*** SUPPLIED ENTRIES ***

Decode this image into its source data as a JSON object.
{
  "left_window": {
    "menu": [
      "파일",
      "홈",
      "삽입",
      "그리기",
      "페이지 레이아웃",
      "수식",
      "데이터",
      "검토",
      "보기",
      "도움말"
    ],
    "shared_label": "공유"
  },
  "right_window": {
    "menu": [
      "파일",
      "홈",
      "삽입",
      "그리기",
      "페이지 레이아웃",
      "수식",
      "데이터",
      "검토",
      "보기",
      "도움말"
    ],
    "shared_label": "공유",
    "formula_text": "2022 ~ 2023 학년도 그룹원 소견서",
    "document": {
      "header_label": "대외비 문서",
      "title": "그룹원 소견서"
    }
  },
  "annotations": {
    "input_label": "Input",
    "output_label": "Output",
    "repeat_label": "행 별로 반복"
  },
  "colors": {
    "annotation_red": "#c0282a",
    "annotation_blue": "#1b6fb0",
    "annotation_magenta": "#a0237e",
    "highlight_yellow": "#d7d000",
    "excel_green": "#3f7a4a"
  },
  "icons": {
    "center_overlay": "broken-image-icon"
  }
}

***

WHAT YOU SHOULD DO:
Output all preceding records character for character.

EXERCISE SOLUTION:
Decode this image into its source data as a JSON object.
{
  "left_window": {
    "menu": [
      "파일",
      "홈",
      "삽입",
      "그리기",
      "페이지 레이아웃",
      "수식",
      "데이터",
      "검토",
      "보기",
      "도움말"
    ],
    "shared_label": "공유"
  },
  "right_window": {
    "menu": [
      "파일",
      "홈",
      "삽입",
      "그리기",
      "페이지 레이아웃",
      "수식",
      "데이터",
      "검토",
      "보기",
      "도움말"
    ],
    "shared_label": "공유",
    "formula_text": "2022 ~ 2023 학년도 그룹원 소견서",
    "document": {
      "header_label": "대외비 문서",
      "title": "그룹원 소견서"
    }
  },
  "annotations": {
    "input_label": "Input",
    "output_label": "Output",
    "repeat_label": "행 별로 반복"
  },
  "colors": {
    "annotation_red": "#c0282a",
    "annotation_blue": "#1b6fb0",
    "annotation_magenta": "#a0237e",
    "highlight_yellow": "#d7d000",
    "excel_green": "#3f7a4a"
  },
  "icons": {
    "center_overlay": "broken-image-icon"
  }
}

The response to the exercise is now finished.